— START Supplied records —

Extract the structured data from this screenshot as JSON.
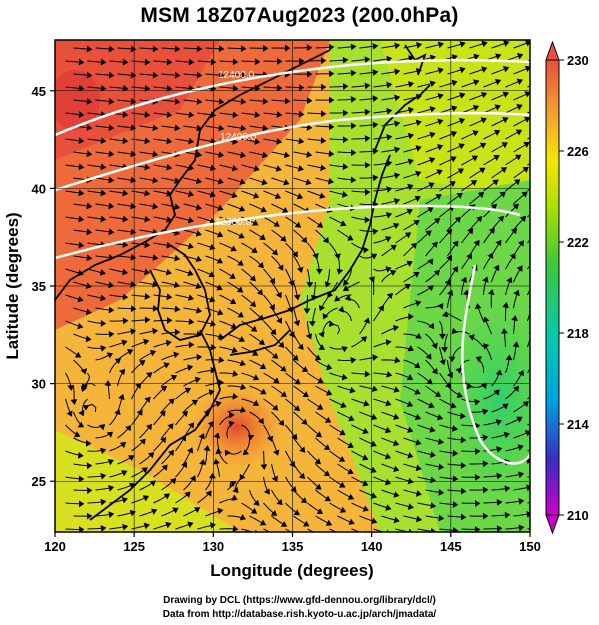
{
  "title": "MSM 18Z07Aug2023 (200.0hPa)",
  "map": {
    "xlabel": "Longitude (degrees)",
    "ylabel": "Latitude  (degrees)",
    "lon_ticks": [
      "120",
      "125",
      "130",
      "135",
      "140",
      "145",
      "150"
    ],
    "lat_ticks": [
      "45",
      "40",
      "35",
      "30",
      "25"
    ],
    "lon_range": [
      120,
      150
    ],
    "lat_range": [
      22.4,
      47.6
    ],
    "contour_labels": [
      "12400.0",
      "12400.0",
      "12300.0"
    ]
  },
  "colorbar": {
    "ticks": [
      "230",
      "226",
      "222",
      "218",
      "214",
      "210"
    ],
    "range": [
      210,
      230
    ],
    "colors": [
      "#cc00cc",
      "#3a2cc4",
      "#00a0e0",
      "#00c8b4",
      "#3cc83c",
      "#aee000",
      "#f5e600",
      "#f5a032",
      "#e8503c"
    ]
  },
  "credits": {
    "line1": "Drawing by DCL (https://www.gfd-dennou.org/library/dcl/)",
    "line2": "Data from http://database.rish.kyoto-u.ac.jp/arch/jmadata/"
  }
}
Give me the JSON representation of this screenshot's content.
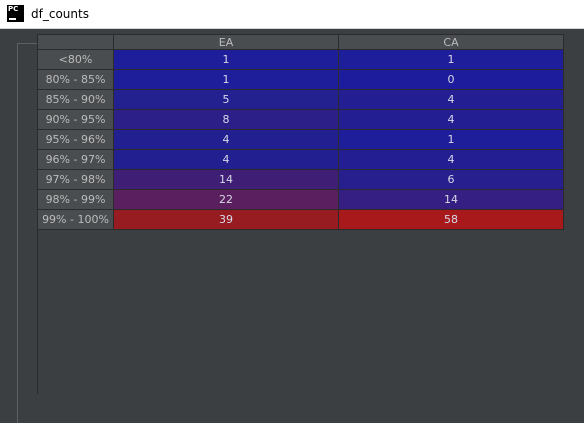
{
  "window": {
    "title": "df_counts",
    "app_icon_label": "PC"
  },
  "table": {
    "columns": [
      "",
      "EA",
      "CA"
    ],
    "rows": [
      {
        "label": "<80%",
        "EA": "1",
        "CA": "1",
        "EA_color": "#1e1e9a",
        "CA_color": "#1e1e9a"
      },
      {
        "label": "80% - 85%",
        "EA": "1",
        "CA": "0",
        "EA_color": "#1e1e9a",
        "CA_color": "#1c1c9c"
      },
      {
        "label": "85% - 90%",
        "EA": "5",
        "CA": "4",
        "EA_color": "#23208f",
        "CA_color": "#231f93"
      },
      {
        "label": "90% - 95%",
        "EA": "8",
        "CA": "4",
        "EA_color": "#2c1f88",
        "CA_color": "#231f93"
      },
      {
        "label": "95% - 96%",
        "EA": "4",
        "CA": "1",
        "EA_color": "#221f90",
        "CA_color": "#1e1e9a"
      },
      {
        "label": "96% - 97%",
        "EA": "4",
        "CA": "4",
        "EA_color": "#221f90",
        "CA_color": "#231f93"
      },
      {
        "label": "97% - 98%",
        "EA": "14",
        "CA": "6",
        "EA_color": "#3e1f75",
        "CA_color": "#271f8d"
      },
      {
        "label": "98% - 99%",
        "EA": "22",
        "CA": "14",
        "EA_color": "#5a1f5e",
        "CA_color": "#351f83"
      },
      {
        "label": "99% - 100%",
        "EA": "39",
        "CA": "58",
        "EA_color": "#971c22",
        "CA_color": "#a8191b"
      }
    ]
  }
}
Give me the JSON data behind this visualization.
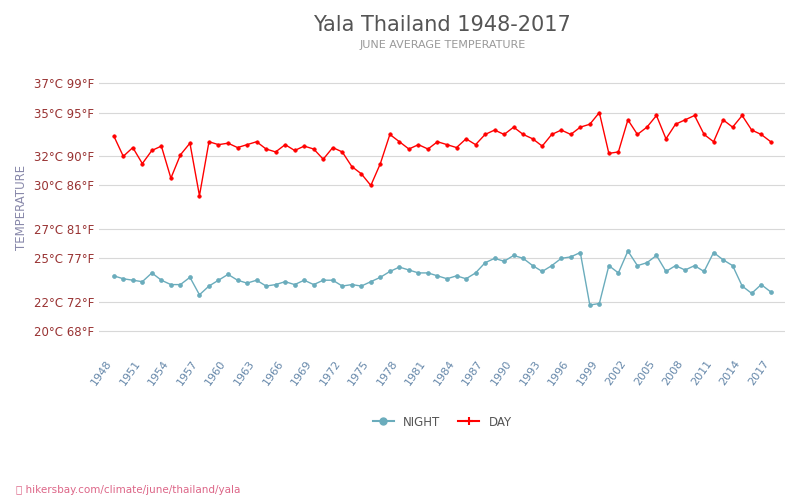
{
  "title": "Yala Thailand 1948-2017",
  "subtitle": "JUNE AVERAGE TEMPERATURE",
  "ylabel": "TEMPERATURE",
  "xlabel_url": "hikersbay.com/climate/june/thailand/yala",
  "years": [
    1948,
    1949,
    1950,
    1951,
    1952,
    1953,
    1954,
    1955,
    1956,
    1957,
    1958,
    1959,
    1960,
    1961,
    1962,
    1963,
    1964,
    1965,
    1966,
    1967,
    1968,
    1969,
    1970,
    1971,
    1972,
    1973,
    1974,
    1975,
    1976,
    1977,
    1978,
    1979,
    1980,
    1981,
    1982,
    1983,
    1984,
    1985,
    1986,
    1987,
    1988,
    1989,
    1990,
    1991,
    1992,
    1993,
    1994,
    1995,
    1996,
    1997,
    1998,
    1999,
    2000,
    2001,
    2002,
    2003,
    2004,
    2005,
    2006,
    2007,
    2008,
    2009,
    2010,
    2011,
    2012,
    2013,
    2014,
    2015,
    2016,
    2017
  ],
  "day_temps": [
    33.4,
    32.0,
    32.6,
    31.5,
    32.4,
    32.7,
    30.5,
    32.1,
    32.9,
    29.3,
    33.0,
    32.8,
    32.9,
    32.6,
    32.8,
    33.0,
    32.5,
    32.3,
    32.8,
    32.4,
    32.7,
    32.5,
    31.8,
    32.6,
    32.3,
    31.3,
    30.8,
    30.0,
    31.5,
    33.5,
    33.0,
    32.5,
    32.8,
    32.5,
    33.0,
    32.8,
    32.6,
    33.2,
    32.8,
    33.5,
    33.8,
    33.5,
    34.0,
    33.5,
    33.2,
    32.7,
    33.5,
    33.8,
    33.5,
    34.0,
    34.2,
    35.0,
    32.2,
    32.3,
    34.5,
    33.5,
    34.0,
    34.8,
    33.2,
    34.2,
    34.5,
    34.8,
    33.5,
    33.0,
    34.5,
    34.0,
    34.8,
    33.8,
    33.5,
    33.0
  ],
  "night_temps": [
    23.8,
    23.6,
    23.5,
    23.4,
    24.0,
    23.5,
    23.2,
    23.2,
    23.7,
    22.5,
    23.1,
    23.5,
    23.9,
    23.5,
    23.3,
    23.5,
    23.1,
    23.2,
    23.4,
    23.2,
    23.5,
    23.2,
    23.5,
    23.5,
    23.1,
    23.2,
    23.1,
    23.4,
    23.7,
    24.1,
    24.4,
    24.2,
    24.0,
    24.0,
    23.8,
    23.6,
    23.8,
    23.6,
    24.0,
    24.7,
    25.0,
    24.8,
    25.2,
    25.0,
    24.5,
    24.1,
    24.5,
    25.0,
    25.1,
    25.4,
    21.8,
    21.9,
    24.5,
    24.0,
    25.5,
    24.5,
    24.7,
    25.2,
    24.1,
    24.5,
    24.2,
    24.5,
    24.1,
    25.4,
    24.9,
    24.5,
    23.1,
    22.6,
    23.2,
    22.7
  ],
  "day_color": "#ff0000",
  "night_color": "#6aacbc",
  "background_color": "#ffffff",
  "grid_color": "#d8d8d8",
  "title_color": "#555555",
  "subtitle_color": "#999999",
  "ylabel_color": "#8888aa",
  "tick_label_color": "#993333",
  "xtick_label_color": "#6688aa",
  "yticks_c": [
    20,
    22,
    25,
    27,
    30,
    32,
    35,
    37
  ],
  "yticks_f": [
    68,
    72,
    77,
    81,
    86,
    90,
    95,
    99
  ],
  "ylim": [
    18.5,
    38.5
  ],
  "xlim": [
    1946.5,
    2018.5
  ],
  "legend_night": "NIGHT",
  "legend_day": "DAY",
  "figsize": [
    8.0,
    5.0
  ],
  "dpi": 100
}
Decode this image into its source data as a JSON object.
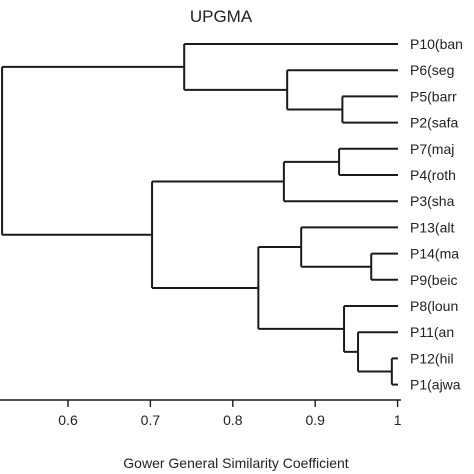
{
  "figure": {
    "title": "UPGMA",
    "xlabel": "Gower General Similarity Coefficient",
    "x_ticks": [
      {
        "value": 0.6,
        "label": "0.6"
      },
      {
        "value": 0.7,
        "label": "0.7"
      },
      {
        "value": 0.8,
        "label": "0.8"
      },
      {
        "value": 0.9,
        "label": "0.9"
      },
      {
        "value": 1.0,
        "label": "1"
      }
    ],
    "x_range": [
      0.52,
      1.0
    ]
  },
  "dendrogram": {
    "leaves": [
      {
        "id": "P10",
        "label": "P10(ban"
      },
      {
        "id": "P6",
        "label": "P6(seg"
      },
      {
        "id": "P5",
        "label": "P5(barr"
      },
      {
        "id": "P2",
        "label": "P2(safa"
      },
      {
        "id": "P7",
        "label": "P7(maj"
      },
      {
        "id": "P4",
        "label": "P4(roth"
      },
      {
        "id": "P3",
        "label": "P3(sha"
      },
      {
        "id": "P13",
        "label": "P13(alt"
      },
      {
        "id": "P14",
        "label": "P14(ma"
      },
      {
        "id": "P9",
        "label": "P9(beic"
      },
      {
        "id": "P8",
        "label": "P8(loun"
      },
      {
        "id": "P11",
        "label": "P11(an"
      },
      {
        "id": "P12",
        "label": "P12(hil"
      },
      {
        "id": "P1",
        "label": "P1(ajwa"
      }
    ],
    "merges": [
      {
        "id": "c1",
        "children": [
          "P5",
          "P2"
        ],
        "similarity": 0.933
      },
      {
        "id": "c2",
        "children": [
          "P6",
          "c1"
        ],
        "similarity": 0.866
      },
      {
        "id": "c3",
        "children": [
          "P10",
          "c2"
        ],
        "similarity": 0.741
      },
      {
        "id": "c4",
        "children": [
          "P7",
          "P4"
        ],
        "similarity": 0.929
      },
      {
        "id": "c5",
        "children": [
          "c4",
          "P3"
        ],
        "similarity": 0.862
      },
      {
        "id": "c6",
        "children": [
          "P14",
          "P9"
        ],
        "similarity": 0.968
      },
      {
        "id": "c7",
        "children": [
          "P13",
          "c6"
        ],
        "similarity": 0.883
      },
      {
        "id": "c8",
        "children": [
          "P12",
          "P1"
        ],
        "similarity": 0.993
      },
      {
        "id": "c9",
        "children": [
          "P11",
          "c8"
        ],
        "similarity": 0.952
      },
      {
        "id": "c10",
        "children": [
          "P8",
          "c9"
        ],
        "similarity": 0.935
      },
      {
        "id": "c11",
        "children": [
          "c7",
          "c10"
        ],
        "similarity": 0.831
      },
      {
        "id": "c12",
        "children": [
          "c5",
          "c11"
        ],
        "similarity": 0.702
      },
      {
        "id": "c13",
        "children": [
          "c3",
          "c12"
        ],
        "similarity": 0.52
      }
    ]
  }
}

— END Supplied records —

*Brief:*
Every line containing the string "screenshot" must be listed.

*Expected answer:*
Extract the structured data from this screenshot as JSON.
Give me the JSON representation of this screenshot's content.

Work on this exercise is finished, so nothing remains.